**Exercise task**
Write the material out again in full, exactly.

**Dataset extract**
%%
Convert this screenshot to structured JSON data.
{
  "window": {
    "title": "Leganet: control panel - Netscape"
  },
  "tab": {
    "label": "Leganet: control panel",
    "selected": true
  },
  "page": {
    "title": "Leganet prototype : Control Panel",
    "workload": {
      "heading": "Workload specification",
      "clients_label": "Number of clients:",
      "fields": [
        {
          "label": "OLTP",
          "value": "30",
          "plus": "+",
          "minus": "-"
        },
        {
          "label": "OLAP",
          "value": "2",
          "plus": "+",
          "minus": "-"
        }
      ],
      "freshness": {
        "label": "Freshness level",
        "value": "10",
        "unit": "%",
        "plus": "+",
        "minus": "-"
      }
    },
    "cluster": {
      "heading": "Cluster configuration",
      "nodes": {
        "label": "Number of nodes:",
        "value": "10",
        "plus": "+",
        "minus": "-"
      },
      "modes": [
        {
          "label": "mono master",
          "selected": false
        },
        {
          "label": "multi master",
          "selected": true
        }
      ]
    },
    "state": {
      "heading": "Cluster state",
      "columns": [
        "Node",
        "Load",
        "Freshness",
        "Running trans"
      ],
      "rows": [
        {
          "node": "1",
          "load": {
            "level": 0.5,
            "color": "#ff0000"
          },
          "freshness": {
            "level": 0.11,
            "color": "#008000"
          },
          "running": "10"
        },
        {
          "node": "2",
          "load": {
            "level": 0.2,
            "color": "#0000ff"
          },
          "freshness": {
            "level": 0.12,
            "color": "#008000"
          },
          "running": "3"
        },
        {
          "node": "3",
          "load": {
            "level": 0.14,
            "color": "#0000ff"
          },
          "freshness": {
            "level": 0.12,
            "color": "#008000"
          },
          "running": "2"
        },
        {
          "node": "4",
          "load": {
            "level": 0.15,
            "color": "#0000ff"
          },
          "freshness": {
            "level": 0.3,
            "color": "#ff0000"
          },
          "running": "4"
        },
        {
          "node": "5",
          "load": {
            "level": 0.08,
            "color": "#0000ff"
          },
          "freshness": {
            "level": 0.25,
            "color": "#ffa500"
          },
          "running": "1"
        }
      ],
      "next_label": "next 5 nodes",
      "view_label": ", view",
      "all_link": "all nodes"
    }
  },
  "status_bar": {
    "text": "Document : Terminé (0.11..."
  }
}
%%
**The result**
Convert this screenshot to structured JSON data.
{
  "window": {
    "title": "Leganet: control panel - Netscape"
  },
  "tab": {
    "label": "Leganet: control panel",
    "selected": true
  },
  "page": {
    "title": "Leganet prototype : Control Panel",
    "workload": {
      "heading": "Workload specification",
      "clients_label": "Number of clients:",
      "fields": [
        {
          "label": "OLTP",
          "value": "30",
          "plus": "+",
          "minus": "-"
        },
        {
          "label": "OLAP",
          "value": "2",
          "plus": "+",
          "minus": "-"
        }
      ],
      "freshness": {
        "label": "Freshness level",
        "value": "10",
        "unit": "%",
        "plus": "+",
        "minus": "-"
      }
    },
    "cluster": {
      "heading": "Cluster configuration",
      "nodes": {
        "label": "Number of nodes:",
        "value": "10",
        "plus": "+",
        "minus": "-"
      },
      "modes": [
        {
          "label": "mono master",
          "selected": false
        },
        {
          "label": "multi master",
          "selected": true
        }
      ]
    },
    "state": {
      "heading": "Cluster state",
      "columns": [
        "Node",
        "Load",
        "Freshness",
        "Running trans"
      ],
      "rows": [
        {
          "node": "1",
          "load": {
            "level": 0.5,
            "color": "#ff0000"
          },
          "freshness": {
            "level": 0.11,
            "color": "#008000"
          },
          "running": "10"
        },
        {
          "node": "2",
          "load": {
            "level": 0.2,
            "color": "#0000ff"
          },
          "freshness": {
            "level": 0.12,
            "color": "#008000"
          },
          "running": "3"
        },
        {
          "node": "3",
          "load": {
            "level": 0.14,
            "color": "#0000ff"
          },
          "freshness": {
            "level": 0.12,
            "color": "#008000"
          },
          "running": "2"
        },
        {
          "node": "4",
          "load": {
            "level": 0.15,
            "color": "#0000ff"
          },
          "freshness": {
            "level": 0.3,
            "color": "#ff0000"
          },
          "running": "4"
        },
        {
          "node": "5",
          "load": {
            "level": 0.08,
            "color": "#0000ff"
          },
          "freshness": {
            "level": 0.25,
            "color": "#ffa500"
          },
          "running": "1"
        }
      ],
      "next_label": "next 5 nodes",
      "view_label": ", view",
      "all_link": "all nodes"
    }
  },
  "status_bar": {
    "text": "Document : Terminé (0.11..."
  }
}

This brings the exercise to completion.